#### What the exercise asks
Quote each line of the material verbatim, without the pictures.

#### Record list
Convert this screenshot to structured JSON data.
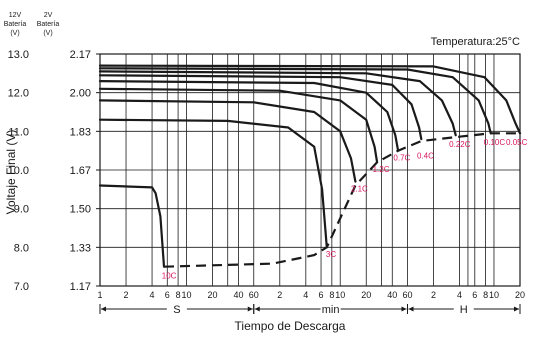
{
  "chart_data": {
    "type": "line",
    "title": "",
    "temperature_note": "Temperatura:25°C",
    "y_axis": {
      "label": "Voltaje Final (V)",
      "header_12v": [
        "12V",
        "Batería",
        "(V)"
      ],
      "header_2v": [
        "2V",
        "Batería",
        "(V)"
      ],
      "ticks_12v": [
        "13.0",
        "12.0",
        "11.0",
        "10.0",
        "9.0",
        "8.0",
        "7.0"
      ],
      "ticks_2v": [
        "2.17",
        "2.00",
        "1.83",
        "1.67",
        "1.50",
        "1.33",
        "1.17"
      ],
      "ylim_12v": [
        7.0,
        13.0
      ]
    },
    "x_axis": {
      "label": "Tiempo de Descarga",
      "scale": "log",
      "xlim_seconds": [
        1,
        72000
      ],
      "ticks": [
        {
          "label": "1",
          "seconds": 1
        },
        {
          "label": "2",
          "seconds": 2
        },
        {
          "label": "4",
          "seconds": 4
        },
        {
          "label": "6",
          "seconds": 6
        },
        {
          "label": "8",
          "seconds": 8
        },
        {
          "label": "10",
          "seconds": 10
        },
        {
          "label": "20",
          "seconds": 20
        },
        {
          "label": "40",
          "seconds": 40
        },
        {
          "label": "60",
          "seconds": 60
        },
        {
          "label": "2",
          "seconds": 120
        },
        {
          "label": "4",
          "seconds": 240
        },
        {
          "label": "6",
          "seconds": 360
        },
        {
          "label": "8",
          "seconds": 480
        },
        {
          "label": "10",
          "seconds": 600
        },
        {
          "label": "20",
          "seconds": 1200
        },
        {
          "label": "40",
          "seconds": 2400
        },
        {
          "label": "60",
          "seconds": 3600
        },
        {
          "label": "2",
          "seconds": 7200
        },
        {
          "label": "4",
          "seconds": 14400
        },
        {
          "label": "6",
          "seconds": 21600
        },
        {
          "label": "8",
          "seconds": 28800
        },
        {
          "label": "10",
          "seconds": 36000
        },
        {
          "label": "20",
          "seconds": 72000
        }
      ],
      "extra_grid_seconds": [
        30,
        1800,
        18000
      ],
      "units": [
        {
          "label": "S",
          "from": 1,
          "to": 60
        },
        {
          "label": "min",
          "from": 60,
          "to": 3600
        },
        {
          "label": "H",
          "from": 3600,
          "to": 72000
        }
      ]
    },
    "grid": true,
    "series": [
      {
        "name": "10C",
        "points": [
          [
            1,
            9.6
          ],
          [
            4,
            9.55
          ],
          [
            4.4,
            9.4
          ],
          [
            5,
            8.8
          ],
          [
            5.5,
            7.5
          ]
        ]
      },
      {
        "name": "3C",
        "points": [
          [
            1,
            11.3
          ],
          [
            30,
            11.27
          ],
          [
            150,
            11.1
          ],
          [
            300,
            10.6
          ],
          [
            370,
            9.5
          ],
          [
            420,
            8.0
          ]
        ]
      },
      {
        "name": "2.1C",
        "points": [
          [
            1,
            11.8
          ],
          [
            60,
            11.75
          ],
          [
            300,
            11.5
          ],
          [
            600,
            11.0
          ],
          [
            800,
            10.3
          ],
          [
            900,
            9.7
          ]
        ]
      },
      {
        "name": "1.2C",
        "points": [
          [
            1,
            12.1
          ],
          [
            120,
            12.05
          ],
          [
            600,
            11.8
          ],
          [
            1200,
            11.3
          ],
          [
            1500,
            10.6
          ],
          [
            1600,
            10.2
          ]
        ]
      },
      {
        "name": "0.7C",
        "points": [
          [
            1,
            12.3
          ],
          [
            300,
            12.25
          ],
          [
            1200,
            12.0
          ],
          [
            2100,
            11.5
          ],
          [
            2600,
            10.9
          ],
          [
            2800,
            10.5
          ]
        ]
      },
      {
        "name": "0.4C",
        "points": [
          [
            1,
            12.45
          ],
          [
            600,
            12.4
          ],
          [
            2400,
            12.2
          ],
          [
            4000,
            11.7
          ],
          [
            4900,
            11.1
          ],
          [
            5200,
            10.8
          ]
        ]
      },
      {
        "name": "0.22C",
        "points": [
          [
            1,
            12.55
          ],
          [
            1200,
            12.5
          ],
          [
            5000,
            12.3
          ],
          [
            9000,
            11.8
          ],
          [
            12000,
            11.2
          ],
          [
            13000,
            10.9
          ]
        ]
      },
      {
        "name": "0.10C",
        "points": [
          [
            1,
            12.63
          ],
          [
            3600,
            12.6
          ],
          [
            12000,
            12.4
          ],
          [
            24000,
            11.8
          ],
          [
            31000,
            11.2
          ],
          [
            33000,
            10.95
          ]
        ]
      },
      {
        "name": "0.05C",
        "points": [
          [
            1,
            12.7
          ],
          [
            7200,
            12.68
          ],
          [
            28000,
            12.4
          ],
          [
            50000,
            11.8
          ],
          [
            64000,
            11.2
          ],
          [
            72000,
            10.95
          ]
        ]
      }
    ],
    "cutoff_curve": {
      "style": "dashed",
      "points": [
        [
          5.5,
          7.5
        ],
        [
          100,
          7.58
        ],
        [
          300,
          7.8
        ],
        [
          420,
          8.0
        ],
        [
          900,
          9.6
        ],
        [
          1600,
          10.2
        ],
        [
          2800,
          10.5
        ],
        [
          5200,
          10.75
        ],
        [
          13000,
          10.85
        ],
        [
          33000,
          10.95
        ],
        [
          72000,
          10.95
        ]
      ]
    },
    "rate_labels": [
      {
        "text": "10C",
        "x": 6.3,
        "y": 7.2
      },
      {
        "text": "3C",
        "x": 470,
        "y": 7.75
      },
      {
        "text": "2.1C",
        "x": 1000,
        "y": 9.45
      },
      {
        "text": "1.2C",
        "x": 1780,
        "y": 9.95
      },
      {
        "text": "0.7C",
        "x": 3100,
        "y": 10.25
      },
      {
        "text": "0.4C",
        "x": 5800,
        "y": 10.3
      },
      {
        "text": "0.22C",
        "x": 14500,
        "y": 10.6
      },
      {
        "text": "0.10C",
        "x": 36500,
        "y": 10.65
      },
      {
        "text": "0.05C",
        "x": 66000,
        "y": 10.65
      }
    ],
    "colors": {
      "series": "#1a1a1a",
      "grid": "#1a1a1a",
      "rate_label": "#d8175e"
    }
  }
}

#### Task result
Convert this screenshot to structured JSON data.
{
  "chart_data": {
    "type": "line",
    "title": "",
    "temperature_note": "Temperatura:25°C",
    "y_axis": {
      "label": "Voltaje Final (V)",
      "header_12v": [
        "12V",
        "Batería",
        "(V)"
      ],
      "header_2v": [
        "2V",
        "Batería",
        "(V)"
      ],
      "ticks_12v": [
        "13.0",
        "12.0",
        "11.0",
        "10.0",
        "9.0",
        "8.0",
        "7.0"
      ],
      "ticks_2v": [
        "2.17",
        "2.00",
        "1.83",
        "1.67",
        "1.50",
        "1.33",
        "1.17"
      ],
      "ylim_12v": [
        7.0,
        13.0
      ]
    },
    "x_axis": {
      "label": "Tiempo de Descarga",
      "scale": "log",
      "xlim_seconds": [
        1,
        72000
      ],
      "ticks": [
        {
          "label": "1",
          "seconds": 1
        },
        {
          "label": "2",
          "seconds": 2
        },
        {
          "label": "4",
          "seconds": 4
        },
        {
          "label": "6",
          "seconds": 6
        },
        {
          "label": "8",
          "seconds": 8
        },
        {
          "label": "10",
          "seconds": 10
        },
        {
          "label": "20",
          "seconds": 20
        },
        {
          "label": "40",
          "seconds": 40
        },
        {
          "label": "60",
          "seconds": 60
        },
        {
          "label": "2",
          "seconds": 120
        },
        {
          "label": "4",
          "seconds": 240
        },
        {
          "label": "6",
          "seconds": 360
        },
        {
          "label": "8",
          "seconds": 480
        },
        {
          "label": "10",
          "seconds": 600
        },
        {
          "label": "20",
          "seconds": 1200
        },
        {
          "label": "40",
          "seconds": 2400
        },
        {
          "label": "60",
          "seconds": 3600
        },
        {
          "label": "2",
          "seconds": 7200
        },
        {
          "label": "4",
          "seconds": 14400
        },
        {
          "label": "6",
          "seconds": 21600
        },
        {
          "label": "8",
          "seconds": 28800
        },
        {
          "label": "10",
          "seconds": 36000
        },
        {
          "label": "20",
          "seconds": 72000
        }
      ],
      "extra_grid_seconds": [
        30,
        1800,
        18000
      ],
      "units": [
        {
          "label": "S",
          "from": 1,
          "to": 60
        },
        {
          "label": "min",
          "from": 60,
          "to": 3600
        },
        {
          "label": "H",
          "from": 3600,
          "to": 72000
        }
      ]
    },
    "grid": true,
    "series": [
      {
        "name": "10C",
        "points": [
          [
            1,
            9.6
          ],
          [
            4,
            9.55
          ],
          [
            4.4,
            9.4
          ],
          [
            5,
            8.8
          ],
          [
            5.5,
            7.5
          ]
        ]
      },
      {
        "name": "3C",
        "points": [
          [
            1,
            11.3
          ],
          [
            30,
            11.27
          ],
          [
            150,
            11.1
          ],
          [
            300,
            10.6
          ],
          [
            370,
            9.5
          ],
          [
            420,
            8.0
          ]
        ]
      },
      {
        "name": "2.1C",
        "points": [
          [
            1,
            11.8
          ],
          [
            60,
            11.75
          ],
          [
            300,
            11.5
          ],
          [
            600,
            11.0
          ],
          [
            800,
            10.3
          ],
          [
            900,
            9.7
          ]
        ]
      },
      {
        "name": "1.2C",
        "points": [
          [
            1,
            12.1
          ],
          [
            120,
            12.05
          ],
          [
            600,
            11.8
          ],
          [
            1200,
            11.3
          ],
          [
            1500,
            10.6
          ],
          [
            1600,
            10.2
          ]
        ]
      },
      {
        "name": "0.7C",
        "points": [
          [
            1,
            12.3
          ],
          [
            300,
            12.25
          ],
          [
            1200,
            12.0
          ],
          [
            2100,
            11.5
          ],
          [
            2600,
            10.9
          ],
          [
            2800,
            10.5
          ]
        ]
      },
      {
        "name": "0.4C",
        "points": [
          [
            1,
            12.45
          ],
          [
            600,
            12.4
          ],
          [
            2400,
            12.2
          ],
          [
            4000,
            11.7
          ],
          [
            4900,
            11.1
          ],
          [
            5200,
            10.8
          ]
        ]
      },
      {
        "name": "0.22C",
        "points": [
          [
            1,
            12.55
          ],
          [
            1200,
            12.5
          ],
          [
            5000,
            12.3
          ],
          [
            9000,
            11.8
          ],
          [
            12000,
            11.2
          ],
          [
            13000,
            10.9
          ]
        ]
      },
      {
        "name": "0.10C",
        "points": [
          [
            1,
            12.63
          ],
          [
            3600,
            12.6
          ],
          [
            12000,
            12.4
          ],
          [
            24000,
            11.8
          ],
          [
            31000,
            11.2
          ],
          [
            33000,
            10.95
          ]
        ]
      },
      {
        "name": "0.05C",
        "points": [
          [
            1,
            12.7
          ],
          [
            7200,
            12.68
          ],
          [
            28000,
            12.4
          ],
          [
            50000,
            11.8
          ],
          [
            64000,
            11.2
          ],
          [
            72000,
            10.95
          ]
        ]
      }
    ],
    "cutoff_curve": {
      "style": "dashed",
      "points": [
        [
          5.5,
          7.5
        ],
        [
          100,
          7.58
        ],
        [
          300,
          7.8
        ],
        [
          420,
          8.0
        ],
        [
          900,
          9.6
        ],
        [
          1600,
          10.2
        ],
        [
          2800,
          10.5
        ],
        [
          5200,
          10.75
        ],
        [
          13000,
          10.85
        ],
        [
          33000,
          10.95
        ],
        [
          72000,
          10.95
        ]
      ]
    },
    "rate_labels": [
      {
        "text": "10C",
        "x": 6.3,
        "y": 7.2
      },
      {
        "text": "3C",
        "x": 470,
        "y": 7.75
      },
      {
        "text": "2.1C",
        "x": 1000,
        "y": 9.45
      },
      {
        "text": "1.2C",
        "x": 1780,
        "y": 9.95
      },
      {
        "text": "0.7C",
        "x": 3100,
        "y": 10.25
      },
      {
        "text": "0.4C",
        "x": 5800,
        "y": 10.3
      },
      {
        "text": "0.22C",
        "x": 14500,
        "y": 10.6
      },
      {
        "text": "0.10C",
        "x": 36500,
        "y": 10.65
      },
      {
        "text": "0.05C",
        "x": 66000,
        "y": 10.65
      }
    ],
    "colors": {
      "series": "#1a1a1a",
      "grid": "#1a1a1a",
      "rate_label": "#d8175e"
    }
  }
}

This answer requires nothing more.